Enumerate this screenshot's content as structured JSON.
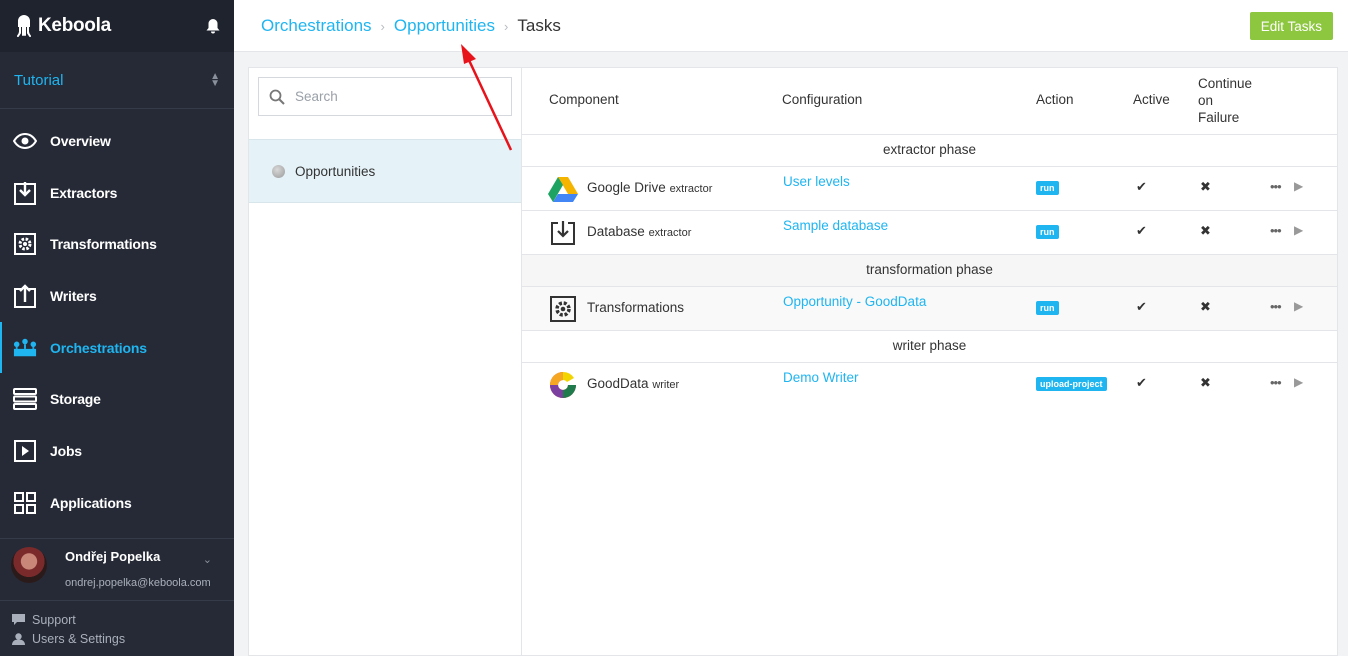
{
  "brand": {
    "name": "Keboola",
    "icon": "keboola-logo-icon",
    "notifications_icon": "bell-icon"
  },
  "project": {
    "name": "Tutorial",
    "switch_icon": "chevron-updown-icon"
  },
  "nav": {
    "items": [
      {
        "label": "Overview",
        "icon": "eye-icon"
      },
      {
        "label": "Extractors",
        "icon": "extract-icon"
      },
      {
        "label": "Transformations",
        "icon": "cog-icon"
      },
      {
        "label": "Writers",
        "icon": "upload-icon"
      },
      {
        "label": "Orchestrations",
        "icon": "orchestration-icon",
        "active": true
      },
      {
        "label": "Storage",
        "icon": "storage-icon"
      },
      {
        "label": "Jobs",
        "icon": "play-box-icon"
      },
      {
        "label": "Applications",
        "icon": "grid-icon"
      }
    ]
  },
  "user": {
    "name": "Ondřej Popelka",
    "email": "ondrej.popelka@keboola.com"
  },
  "footer": {
    "support": "Support",
    "settings": "Users & Settings"
  },
  "breadcrumb": {
    "level1": "Orchestrations",
    "level2": "Opportunities",
    "current": "Tasks"
  },
  "header": {
    "edit_label": "Edit Tasks"
  },
  "left": {
    "search_placeholder": "Search",
    "orchestration": "Opportunities"
  },
  "table": {
    "columns": {
      "component": "Component",
      "configuration": "Configuration",
      "action": "Action",
      "active": "Active",
      "continue_l1": "Continue",
      "continue_l2": "on",
      "continue_l3": "Failure"
    },
    "phases": [
      {
        "name": "extractor phase",
        "tasks": [
          {
            "component": "Google Drive",
            "type": "extractor",
            "icon": "google-drive-icon",
            "configuration": "User levels",
            "action": "run"
          },
          {
            "component": "Database",
            "type": "extractor",
            "icon": "database-extract-icon",
            "configuration": "Sample database",
            "action": "run"
          }
        ]
      },
      {
        "name": "transformation phase",
        "tasks": [
          {
            "component": "Transformations",
            "type": "",
            "icon": "transformation-cog-icon",
            "configuration": "Opportunity - GoodData",
            "action": "run"
          }
        ]
      },
      {
        "name": "writer phase",
        "tasks": [
          {
            "component": "GoodData",
            "type": "writer",
            "icon": "gooddata-icon",
            "configuration": "Demo Writer",
            "action": "upload-project"
          }
        ]
      }
    ],
    "active_mark": "✔",
    "failure_mark": "✖",
    "more_glyph": "•••",
    "run_glyph": "▶"
  },
  "colors": {
    "accent": "#1fb5f1",
    "sidebar": "#252a36",
    "edit_button": "#8dc63f",
    "annotation_arrow": "#e8121a"
  }
}
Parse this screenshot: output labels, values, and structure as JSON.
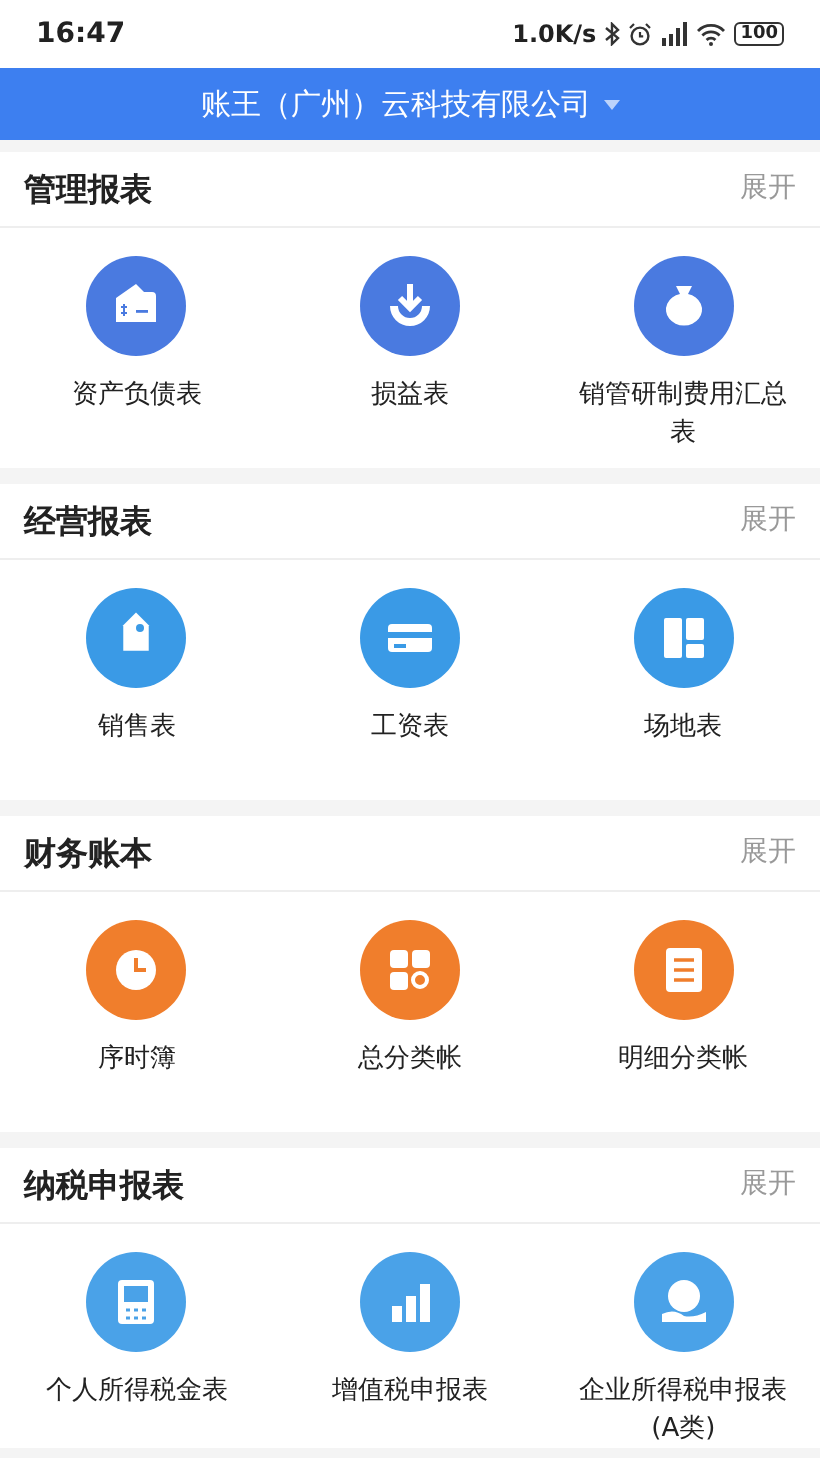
{
  "status_bar": {
    "time": "16:47",
    "speed": "1.0K/s",
    "battery": "100"
  },
  "header": {
    "title": "账王（广州）云科技有限公司"
  },
  "sections": [
    {
      "title": "管理报表",
      "action": "展开",
      "color": "#4a7ae0",
      "items": [
        {
          "label": "资产负债表",
          "kind": "wallet"
        },
        {
          "label": "损益表",
          "kind": "download"
        },
        {
          "label": "销管研制费用汇总表",
          "kind": "moneybag"
        }
      ]
    },
    {
      "title": "经营报表",
      "action": "展开",
      "color": "#3a9ae6",
      "items": [
        {
          "label": "销售表",
          "kind": "tag"
        },
        {
          "label": "工资表",
          "kind": "card"
        },
        {
          "label": "场地表",
          "kind": "layout"
        }
      ]
    },
    {
      "title": "财务账本",
      "action": "展开",
      "color": "#f07e2c",
      "items": [
        {
          "label": "序时簿",
          "kind": "clock"
        },
        {
          "label": "总分类帐",
          "kind": "grid"
        },
        {
          "label": "明细分类帐",
          "kind": "list"
        }
      ]
    },
    {
      "title": "纳税申报表",
      "action": "展开",
      "color": "#4aa2e8",
      "items": [
        {
          "label": "个人所得税金表",
          "kind": "calculator"
        },
        {
          "label": "增值税申报表",
          "kind": "bars"
        },
        {
          "label": "企业所得税申报表(A类)",
          "kind": "coinhand"
        }
      ]
    }
  ]
}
--------------------
- REQUIREMENT
Take every line from the records above that has the word "JSON" and copy it.

- RESULT OF THIS TASK
Enumerate this screenshot's content as structured JSON.
Parse this screenshot: output labels, values, and structure as JSON.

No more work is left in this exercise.